Selecting the best linear drive technology for your additive manufacturing (3D Printing) machine, or any other application, should be a process driven by the balancing of cost with performance, and not with blinders focused on the latest technology. Linear motion is created when electrical power is supplied to a coupled device through a drive mechanism (drive train). There are several different types, each with different capabilities and requirements that help determine which is most suitable for your 3D printing application.
The most commonly used technology for 3D printers, it consists of a timing belt with teeth that is used to connect to a moving carriage which guides a payload. A rotating pulley with mating teeth is connected to a motor. Rotating the motor shaft rotates the pulley that pulls the belt in the direction it needs to go. There are several benefits belt drives provide in this application:
- a less expensive design and build
- better suited for longer travel lengths
- low maintenance(and less lubrication required over time)
- compact design
- easy integration into machine structure..

• **ENTRIES SUPPLIED**:
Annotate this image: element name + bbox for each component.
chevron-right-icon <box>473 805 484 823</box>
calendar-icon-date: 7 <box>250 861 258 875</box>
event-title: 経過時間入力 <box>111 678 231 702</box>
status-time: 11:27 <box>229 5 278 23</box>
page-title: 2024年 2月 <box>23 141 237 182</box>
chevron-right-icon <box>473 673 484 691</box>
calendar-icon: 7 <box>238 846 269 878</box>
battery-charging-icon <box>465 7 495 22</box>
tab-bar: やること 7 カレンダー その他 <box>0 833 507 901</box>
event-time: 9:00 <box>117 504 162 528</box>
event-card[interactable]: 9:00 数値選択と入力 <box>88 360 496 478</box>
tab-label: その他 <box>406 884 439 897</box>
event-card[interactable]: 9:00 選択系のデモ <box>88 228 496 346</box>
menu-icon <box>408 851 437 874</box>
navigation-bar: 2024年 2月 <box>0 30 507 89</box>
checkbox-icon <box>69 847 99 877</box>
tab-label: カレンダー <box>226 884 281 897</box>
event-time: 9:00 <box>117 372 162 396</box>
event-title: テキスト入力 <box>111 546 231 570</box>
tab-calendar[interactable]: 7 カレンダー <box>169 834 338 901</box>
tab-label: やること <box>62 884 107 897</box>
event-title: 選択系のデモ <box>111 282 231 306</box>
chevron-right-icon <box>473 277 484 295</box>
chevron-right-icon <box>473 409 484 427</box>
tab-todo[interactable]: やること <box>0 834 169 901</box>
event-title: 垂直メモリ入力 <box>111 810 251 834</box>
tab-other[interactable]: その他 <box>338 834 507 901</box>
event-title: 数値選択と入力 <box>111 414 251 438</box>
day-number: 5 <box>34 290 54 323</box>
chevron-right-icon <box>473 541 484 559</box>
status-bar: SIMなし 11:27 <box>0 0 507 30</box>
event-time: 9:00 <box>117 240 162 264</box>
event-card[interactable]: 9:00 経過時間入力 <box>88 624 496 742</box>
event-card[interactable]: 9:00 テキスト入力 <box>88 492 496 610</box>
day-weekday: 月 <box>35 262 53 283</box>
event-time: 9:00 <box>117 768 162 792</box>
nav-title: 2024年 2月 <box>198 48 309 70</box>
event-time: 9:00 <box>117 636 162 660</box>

• **YOUR TASKS**:
A. In the text on linear drives for 3D printers, how does turning the motor make the carriage move? Answer in one to three sentences.
B. Please pick up the text on linear drives for 3D printers after its last line and carry it forward.

• **ANSWER LIST**:
A. The motor is connected to a pulley with teeth that mate with the teeth of a timing belt. When the motor shaft turns, it turns the pulley, which pulls the belt in the needed direction. The belt is connected to the carriage, so the carriage and its payload move with it.

B.
The greatest risk is that belts can stretch over time, producing a ringing/oscillatory effect which increases the difficulty of maintaining tight tolerances. To mitigate this stretching, system accelerations and decelerations must not overtax the belt.
Screw driven solutions
A higher precision and better performing system, the screw drive couples a rotary motor to a linear spindle (ball screw or lead screw). As the motor turns, a nut rigidly fixed to a carriage (where the printer head or payload is located) moves either toward or away from the motor based on the shaft’s rotation. There are multiple types of screw technologies, but we will focus on two; lead screws and more efficient ball screws.
A benefit of the lead screw design is that it is relatively inexpensive because it is simpler and easier to produce. Because of its inefficiencies (this design is from 20-70% efficient) and design, the screw can be self-locking. What this means is that in a situation where you lose power, the load will not move because the screw is unable to rotate. Another benefit is size; a lead screw can generate much more axial force than can a belt drive because of the mechanical advantage of the screw over that of a pulley. Risks include incorrect alignment or installation and sliding and wear on the screw surface with continued use, wearing down the nut and creating more axial play. Another risk in using lead screw designs is incorrect alignment or installation.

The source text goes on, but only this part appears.